--- begin ---

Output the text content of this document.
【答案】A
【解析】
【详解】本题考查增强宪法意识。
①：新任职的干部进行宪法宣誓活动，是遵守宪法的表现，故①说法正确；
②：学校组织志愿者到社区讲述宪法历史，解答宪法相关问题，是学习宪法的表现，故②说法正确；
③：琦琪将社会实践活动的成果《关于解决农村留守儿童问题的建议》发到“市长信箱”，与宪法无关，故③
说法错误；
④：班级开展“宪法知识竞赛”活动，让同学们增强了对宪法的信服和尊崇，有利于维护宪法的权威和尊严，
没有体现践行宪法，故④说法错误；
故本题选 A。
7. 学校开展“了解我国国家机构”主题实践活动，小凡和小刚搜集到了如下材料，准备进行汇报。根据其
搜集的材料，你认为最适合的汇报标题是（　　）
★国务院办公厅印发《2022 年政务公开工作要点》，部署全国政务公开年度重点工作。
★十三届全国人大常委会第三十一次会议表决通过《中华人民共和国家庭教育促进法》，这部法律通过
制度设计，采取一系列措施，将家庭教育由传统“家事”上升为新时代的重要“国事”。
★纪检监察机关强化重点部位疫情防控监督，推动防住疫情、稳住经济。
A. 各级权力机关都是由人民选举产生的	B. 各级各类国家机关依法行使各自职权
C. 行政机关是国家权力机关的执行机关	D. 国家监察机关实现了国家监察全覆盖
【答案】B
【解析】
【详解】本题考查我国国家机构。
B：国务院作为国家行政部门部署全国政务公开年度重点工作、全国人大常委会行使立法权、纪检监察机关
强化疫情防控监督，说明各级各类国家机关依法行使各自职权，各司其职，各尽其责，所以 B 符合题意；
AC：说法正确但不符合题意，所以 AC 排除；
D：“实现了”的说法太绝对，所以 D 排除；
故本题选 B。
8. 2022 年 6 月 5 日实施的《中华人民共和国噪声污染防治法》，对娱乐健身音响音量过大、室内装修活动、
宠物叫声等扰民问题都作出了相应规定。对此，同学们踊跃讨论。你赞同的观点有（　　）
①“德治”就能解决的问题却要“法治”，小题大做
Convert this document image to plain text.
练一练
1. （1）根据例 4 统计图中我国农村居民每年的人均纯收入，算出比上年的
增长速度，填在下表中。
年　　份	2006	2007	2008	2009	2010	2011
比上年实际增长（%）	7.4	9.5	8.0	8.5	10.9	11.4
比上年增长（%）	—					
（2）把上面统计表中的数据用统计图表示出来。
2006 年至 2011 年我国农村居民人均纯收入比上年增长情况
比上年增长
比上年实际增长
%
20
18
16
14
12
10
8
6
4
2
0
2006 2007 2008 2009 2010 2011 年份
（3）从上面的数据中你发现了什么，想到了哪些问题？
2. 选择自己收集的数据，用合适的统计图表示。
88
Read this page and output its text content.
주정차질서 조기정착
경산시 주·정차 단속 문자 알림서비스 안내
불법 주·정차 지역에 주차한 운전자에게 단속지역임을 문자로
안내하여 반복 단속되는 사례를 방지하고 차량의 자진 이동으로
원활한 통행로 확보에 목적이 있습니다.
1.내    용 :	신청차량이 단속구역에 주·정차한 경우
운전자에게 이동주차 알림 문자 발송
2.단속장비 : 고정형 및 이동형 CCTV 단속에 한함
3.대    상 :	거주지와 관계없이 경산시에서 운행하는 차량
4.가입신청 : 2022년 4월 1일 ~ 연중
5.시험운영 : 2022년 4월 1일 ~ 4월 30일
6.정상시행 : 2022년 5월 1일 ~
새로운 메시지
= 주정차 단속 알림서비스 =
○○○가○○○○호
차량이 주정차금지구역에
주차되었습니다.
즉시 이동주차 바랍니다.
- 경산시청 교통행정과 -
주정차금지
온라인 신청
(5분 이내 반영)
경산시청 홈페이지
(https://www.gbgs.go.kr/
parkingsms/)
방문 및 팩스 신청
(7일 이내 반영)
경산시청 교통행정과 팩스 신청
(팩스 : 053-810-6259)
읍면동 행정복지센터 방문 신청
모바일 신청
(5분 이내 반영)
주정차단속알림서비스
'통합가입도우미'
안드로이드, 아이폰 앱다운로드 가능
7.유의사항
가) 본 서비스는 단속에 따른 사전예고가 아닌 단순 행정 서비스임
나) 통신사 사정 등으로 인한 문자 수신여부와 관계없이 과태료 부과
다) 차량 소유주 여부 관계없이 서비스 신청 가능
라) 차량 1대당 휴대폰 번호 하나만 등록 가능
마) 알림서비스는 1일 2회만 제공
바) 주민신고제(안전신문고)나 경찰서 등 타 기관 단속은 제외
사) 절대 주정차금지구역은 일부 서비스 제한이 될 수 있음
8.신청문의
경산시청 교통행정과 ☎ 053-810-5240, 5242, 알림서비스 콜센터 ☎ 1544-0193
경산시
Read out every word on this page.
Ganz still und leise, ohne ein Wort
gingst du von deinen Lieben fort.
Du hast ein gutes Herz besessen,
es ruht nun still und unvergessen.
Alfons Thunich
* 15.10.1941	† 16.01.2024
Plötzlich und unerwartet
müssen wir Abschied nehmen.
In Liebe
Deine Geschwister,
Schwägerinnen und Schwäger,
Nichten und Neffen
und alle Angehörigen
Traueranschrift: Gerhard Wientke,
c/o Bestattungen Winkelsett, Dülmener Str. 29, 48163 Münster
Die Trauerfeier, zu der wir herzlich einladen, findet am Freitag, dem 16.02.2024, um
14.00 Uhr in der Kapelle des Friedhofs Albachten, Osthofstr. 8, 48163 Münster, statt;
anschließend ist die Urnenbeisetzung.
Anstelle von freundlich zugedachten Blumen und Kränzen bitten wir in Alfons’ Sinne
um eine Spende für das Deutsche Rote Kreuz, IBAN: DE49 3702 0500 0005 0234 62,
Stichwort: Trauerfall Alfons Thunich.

--- end ---

* EXERCISE INSTRUCTIONS
Find how many of the lines above have the word "Alfons" in them. State only that number.

* ANSWER IN FULL
3